### EXERCISE DIRECTIONS
Copy every line from the records below that holds the word "true".

** start of SUPPLIED ENTRIES **

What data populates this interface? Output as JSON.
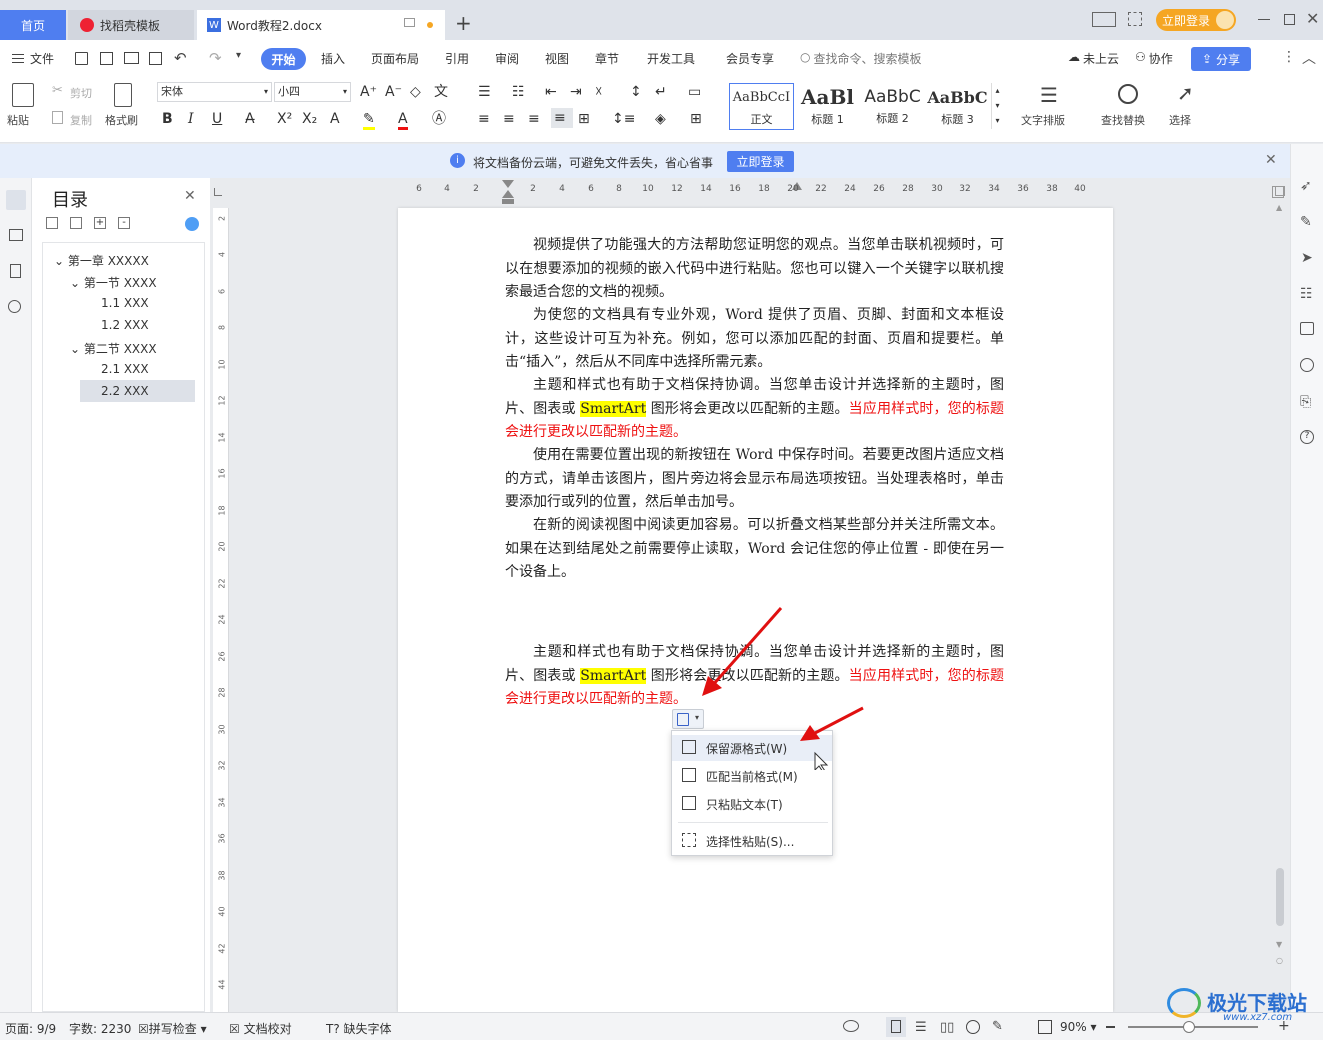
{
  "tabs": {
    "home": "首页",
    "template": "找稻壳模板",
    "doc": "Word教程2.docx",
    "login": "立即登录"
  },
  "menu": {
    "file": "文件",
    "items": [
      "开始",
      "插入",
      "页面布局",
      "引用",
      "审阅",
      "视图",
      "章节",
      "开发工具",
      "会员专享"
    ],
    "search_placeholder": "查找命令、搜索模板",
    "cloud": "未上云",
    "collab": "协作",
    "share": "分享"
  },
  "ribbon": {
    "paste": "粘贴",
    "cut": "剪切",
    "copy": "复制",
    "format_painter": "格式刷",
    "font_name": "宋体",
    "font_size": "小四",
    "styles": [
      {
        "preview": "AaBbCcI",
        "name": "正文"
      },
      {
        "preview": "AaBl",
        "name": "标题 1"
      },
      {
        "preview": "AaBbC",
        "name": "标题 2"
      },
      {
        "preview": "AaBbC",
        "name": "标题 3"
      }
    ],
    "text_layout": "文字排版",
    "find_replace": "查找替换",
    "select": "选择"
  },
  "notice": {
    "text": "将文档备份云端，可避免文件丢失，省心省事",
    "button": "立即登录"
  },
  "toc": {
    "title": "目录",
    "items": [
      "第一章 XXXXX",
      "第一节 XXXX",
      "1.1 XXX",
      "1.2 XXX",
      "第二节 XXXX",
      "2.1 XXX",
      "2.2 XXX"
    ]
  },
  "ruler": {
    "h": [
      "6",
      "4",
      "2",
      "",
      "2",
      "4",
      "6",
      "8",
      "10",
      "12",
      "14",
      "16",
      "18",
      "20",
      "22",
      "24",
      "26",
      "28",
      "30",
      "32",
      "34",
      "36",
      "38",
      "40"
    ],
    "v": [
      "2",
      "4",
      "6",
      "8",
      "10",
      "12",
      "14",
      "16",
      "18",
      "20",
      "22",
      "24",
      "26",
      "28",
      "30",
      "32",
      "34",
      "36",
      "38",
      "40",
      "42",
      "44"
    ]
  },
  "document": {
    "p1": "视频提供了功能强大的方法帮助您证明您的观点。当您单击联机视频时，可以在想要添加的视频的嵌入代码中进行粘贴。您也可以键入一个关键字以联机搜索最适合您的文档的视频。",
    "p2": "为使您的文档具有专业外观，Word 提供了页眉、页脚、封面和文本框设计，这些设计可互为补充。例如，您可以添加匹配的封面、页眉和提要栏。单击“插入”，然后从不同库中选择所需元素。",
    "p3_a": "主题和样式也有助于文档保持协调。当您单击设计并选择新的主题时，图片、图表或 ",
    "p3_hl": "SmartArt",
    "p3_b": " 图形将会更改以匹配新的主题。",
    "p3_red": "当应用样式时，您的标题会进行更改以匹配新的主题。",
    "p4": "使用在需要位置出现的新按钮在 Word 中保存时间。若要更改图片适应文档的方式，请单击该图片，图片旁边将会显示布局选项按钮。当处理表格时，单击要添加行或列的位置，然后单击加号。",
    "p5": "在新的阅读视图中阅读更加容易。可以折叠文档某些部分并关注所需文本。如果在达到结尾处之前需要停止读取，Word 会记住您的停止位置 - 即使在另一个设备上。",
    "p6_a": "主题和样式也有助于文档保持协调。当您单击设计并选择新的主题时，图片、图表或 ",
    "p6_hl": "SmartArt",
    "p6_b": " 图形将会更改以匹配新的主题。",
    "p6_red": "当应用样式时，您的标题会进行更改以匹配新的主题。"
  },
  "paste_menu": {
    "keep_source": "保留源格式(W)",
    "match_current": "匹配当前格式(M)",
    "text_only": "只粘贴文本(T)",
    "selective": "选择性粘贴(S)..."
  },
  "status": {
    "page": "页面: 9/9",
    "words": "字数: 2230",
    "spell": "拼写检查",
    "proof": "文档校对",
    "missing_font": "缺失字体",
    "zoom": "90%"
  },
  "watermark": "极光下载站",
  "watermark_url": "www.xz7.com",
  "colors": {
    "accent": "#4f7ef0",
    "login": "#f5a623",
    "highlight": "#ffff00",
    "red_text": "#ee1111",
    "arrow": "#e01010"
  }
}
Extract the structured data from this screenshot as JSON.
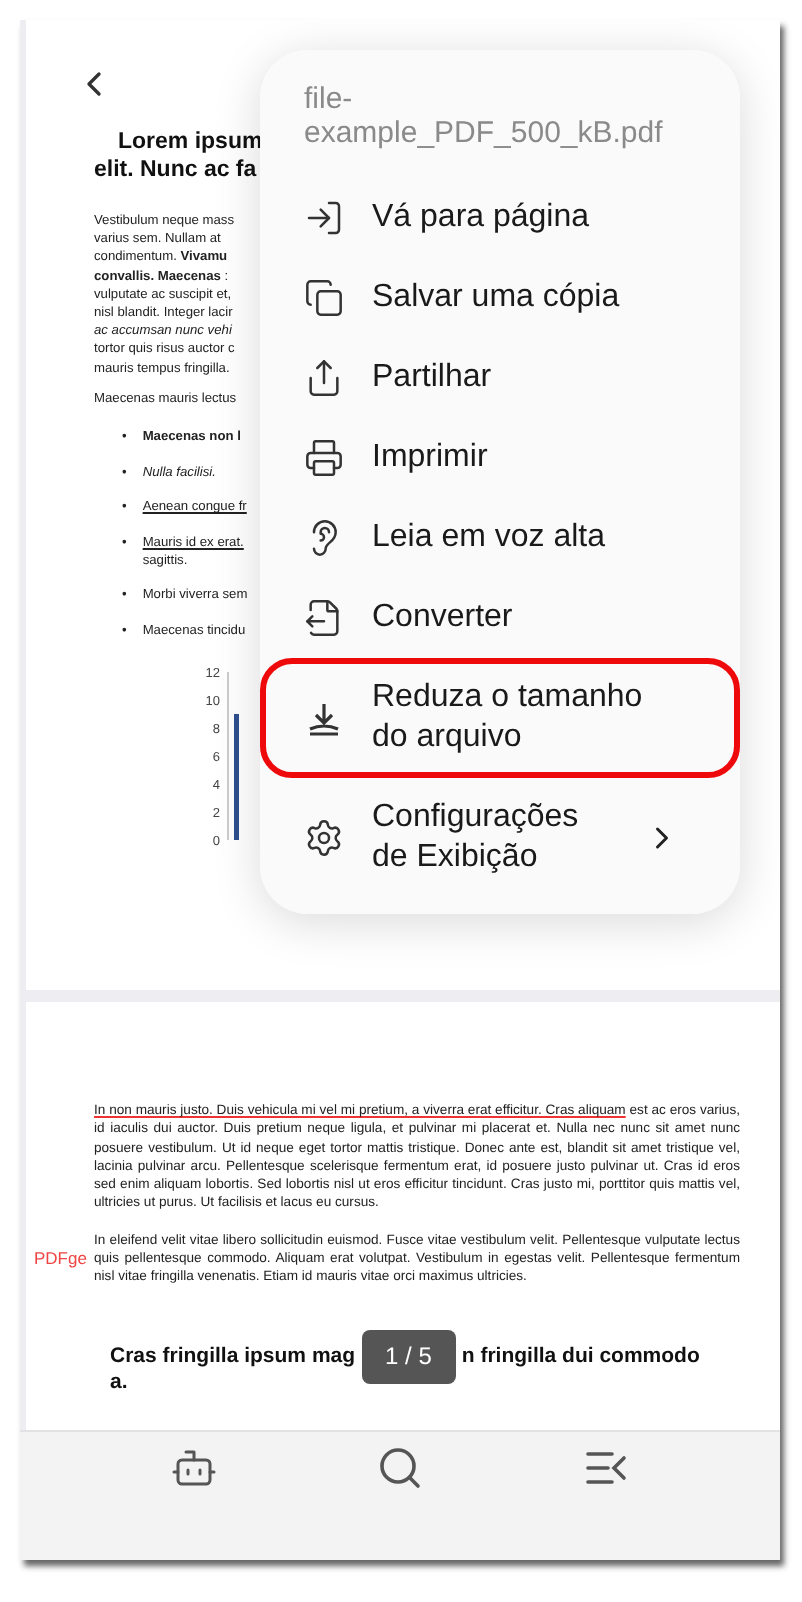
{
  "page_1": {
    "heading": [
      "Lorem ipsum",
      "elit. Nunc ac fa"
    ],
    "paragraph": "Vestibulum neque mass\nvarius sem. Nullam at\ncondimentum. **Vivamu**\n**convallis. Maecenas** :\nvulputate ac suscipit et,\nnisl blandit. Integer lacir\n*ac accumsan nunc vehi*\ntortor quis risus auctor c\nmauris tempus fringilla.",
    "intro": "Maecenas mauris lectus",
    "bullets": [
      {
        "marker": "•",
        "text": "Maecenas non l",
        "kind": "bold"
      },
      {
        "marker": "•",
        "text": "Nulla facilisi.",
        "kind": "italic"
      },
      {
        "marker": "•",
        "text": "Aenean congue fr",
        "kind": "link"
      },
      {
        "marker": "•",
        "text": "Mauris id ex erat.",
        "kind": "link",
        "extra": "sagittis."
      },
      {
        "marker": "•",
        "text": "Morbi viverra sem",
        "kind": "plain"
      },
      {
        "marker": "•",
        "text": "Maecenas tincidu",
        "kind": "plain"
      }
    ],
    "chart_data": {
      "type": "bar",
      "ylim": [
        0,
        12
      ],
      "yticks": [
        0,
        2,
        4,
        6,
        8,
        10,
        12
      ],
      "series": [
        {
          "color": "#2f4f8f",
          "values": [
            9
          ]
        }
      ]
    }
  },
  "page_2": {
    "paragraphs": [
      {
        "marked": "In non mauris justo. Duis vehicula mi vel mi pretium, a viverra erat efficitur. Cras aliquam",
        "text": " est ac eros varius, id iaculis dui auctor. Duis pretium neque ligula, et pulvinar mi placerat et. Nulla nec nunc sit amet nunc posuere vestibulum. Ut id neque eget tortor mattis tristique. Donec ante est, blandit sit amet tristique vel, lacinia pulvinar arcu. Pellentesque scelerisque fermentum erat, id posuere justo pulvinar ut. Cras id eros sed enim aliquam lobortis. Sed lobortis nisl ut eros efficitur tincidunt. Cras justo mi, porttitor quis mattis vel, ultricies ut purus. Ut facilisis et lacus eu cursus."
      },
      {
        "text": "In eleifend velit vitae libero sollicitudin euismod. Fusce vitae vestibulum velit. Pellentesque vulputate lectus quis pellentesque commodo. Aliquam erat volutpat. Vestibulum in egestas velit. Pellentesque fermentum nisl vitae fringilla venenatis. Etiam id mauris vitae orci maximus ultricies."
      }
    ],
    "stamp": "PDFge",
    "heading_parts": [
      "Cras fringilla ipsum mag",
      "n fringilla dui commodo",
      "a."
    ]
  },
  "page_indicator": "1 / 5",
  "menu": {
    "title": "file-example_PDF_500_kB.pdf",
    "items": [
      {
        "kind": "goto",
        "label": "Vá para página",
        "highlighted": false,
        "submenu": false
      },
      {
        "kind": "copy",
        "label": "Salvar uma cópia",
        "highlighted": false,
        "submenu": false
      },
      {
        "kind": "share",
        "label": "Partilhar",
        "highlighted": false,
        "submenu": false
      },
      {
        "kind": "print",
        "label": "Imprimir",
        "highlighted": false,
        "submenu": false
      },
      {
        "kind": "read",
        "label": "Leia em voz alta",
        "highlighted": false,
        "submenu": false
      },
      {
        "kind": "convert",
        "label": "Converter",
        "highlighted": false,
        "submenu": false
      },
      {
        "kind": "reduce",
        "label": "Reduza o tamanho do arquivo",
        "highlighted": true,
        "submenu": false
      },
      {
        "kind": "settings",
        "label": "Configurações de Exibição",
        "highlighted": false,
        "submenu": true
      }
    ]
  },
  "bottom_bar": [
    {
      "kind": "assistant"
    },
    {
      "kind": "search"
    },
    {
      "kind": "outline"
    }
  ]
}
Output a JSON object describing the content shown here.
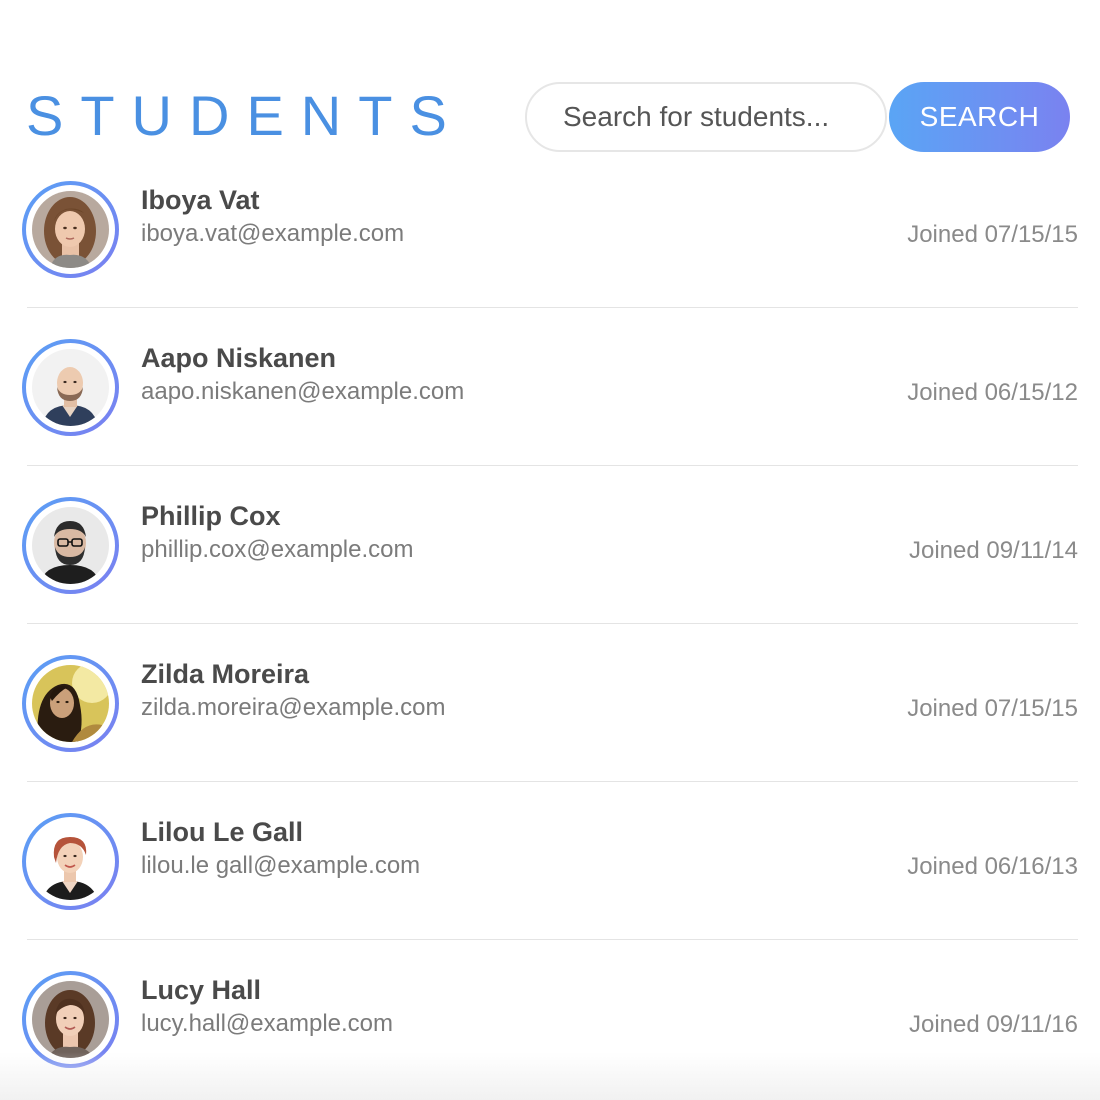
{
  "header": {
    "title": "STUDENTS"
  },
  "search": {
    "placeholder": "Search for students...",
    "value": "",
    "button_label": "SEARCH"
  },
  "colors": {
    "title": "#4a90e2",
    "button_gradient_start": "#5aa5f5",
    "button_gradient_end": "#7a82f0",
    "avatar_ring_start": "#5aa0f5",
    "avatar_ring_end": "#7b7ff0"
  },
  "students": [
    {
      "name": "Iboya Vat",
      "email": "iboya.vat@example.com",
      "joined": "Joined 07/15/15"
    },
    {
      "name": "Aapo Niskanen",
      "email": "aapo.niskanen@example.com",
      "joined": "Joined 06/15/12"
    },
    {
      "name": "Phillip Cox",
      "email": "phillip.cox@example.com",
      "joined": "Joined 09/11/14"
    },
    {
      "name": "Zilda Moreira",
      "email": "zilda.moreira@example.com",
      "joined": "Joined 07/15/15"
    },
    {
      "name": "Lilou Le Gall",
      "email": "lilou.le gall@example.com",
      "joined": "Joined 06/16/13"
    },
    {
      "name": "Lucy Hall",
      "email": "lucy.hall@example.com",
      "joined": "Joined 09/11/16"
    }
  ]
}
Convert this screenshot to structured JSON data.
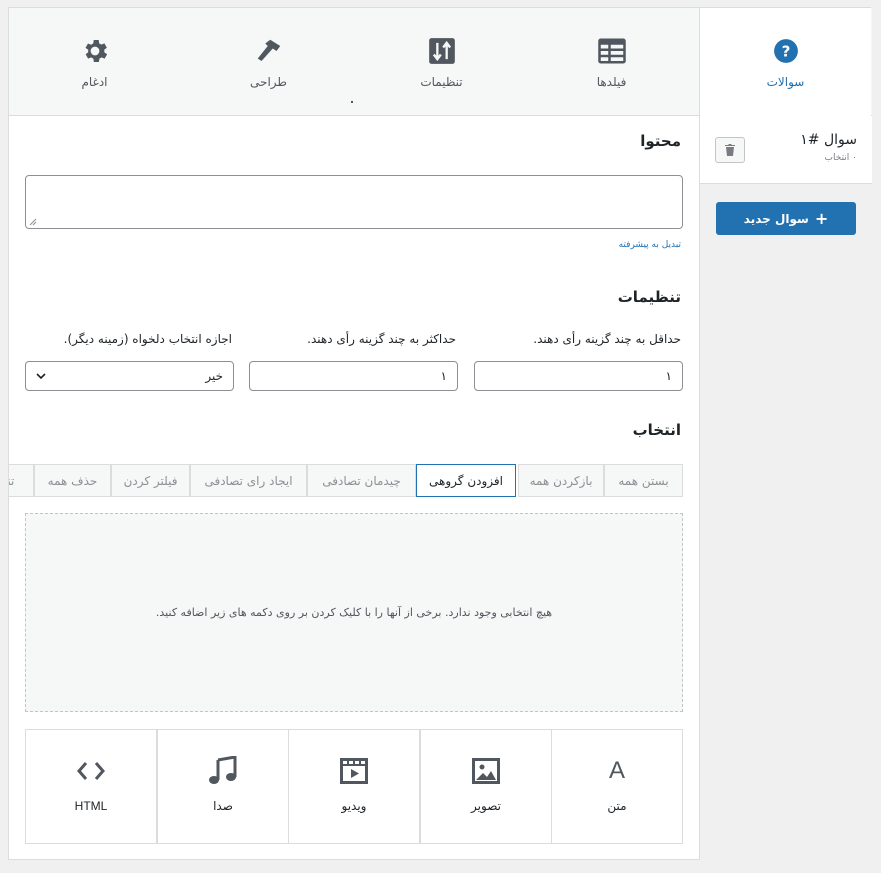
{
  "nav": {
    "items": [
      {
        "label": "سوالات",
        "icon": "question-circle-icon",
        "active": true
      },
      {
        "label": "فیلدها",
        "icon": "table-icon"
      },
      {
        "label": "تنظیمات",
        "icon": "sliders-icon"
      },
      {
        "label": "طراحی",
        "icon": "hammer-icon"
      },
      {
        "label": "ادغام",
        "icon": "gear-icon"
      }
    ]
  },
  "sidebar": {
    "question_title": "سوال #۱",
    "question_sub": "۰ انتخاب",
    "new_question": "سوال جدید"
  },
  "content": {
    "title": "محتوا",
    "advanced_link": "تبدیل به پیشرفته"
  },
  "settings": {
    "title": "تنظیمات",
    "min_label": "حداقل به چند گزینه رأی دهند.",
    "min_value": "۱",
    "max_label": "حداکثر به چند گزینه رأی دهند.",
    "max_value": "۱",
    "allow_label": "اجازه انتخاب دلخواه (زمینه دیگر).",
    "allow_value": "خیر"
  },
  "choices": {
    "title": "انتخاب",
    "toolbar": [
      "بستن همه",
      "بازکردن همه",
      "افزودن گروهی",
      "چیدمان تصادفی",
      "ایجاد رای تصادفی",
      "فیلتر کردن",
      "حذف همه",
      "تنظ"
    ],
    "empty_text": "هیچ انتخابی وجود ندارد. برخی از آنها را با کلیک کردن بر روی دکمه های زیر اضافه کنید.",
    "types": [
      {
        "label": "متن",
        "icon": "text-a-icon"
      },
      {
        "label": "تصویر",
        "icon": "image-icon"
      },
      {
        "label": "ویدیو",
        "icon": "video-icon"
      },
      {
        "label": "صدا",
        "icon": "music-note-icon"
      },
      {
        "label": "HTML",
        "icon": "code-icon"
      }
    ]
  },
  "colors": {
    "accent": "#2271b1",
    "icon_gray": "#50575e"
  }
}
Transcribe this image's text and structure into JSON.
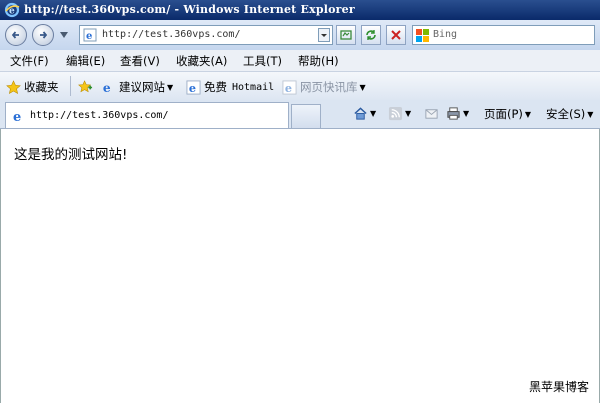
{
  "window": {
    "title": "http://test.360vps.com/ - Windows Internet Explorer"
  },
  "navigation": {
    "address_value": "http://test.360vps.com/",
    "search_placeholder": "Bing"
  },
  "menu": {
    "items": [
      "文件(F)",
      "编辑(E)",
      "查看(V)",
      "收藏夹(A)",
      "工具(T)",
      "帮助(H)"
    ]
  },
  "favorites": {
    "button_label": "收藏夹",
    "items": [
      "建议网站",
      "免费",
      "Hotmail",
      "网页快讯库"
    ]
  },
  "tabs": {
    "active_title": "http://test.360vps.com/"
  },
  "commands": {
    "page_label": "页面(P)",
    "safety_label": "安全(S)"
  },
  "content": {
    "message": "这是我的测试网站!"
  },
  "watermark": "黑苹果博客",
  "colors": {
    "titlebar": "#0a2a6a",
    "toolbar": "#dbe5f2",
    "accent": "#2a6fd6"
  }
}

** end of SUPPLIED ENTRIES **

### TASK ANSWER
        "highlighted": true,
        "submenu": true
        "active": true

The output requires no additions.